What is required: Reproduce the listing below exactly, minus its pictures.

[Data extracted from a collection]

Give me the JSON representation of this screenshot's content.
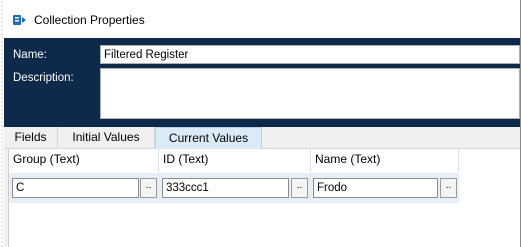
{
  "window": {
    "title": "Collection Properties",
    "icon": "collection-icon"
  },
  "header": {
    "name_label": "Name:",
    "name_value": "Filtered Register",
    "description_label": "Description:",
    "description_value": ""
  },
  "tabs": [
    {
      "label": "Fields"
    },
    {
      "label": "Initial Values"
    },
    {
      "label": "Current Values",
      "active": true
    }
  ],
  "grid": {
    "columns": [
      {
        "label": "Group  (Text)"
      },
      {
        "label": "ID  (Text)"
      },
      {
        "label": "Name  (Text)"
      }
    ],
    "rows": [
      {
        "cells": [
          "C",
          "333ccc1",
          "Frodo"
        ]
      }
    ],
    "ellipsis_label": ".."
  },
  "colors": {
    "header_bg": "#0e2a4a",
    "active_tab_bg": "#dbeaf7",
    "row_bg": "#e6eef8"
  }
}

Written solution:
Give me the JSON representation of this screenshot's content.
{
  "window": {
    "title": "Collection Properties",
    "icon": "collection-icon"
  },
  "header": {
    "name_label": "Name:",
    "name_value": "Filtered Register",
    "description_label": "Description:",
    "description_value": ""
  },
  "tabs": [
    {
      "label": "Fields"
    },
    {
      "label": "Initial Values"
    },
    {
      "label": "Current Values",
      "active": true
    }
  ],
  "grid": {
    "columns": [
      {
        "label": "Group  (Text)"
      },
      {
        "label": "ID  (Text)"
      },
      {
        "label": "Name  (Text)"
      }
    ],
    "rows": [
      {
        "cells": [
          "C",
          "333ccc1",
          "Frodo"
        ]
      }
    ],
    "ellipsis_label": ".."
  },
  "colors": {
    "header_bg": "#0e2a4a",
    "active_tab_bg": "#dbeaf7",
    "row_bg": "#e6eef8"
  }
}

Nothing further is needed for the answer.